[MATERIAL SHOWN]
** start **

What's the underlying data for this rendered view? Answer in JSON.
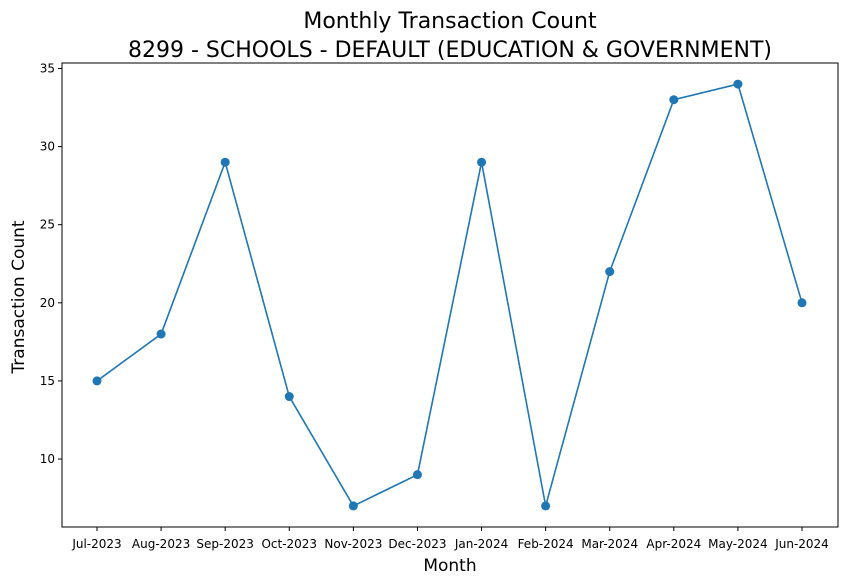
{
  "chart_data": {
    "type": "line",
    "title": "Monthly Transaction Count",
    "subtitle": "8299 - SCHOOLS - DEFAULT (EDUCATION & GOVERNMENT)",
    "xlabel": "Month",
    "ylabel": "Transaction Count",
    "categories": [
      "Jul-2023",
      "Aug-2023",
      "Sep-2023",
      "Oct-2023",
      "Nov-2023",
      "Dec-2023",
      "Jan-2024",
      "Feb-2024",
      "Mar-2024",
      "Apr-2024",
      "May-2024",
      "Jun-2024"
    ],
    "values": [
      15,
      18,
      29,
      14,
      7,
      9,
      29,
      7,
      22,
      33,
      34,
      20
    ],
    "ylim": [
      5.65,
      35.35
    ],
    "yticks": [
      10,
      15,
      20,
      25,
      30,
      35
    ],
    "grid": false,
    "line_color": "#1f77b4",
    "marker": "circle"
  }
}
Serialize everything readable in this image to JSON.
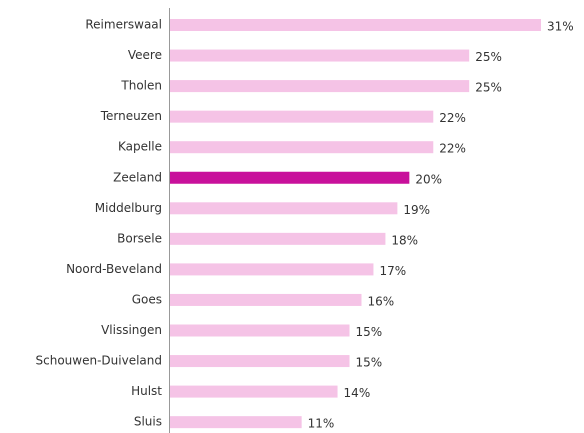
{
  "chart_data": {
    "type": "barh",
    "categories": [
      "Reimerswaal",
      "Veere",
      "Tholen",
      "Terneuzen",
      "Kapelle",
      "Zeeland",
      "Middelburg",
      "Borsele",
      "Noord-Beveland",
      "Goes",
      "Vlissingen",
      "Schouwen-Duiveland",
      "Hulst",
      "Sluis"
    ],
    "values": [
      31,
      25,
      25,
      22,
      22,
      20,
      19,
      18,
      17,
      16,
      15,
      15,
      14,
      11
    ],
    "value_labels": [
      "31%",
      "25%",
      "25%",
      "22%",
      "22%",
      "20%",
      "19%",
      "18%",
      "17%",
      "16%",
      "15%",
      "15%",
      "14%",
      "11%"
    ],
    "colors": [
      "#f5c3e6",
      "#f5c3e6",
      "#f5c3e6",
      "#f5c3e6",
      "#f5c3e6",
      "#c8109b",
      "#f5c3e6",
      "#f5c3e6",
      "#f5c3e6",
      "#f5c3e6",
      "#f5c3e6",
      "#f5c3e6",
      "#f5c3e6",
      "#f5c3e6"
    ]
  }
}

** end **

Work out how many lines in the records above contain the word "this", and give only that number.

[WRITTEN RESPONSE] 2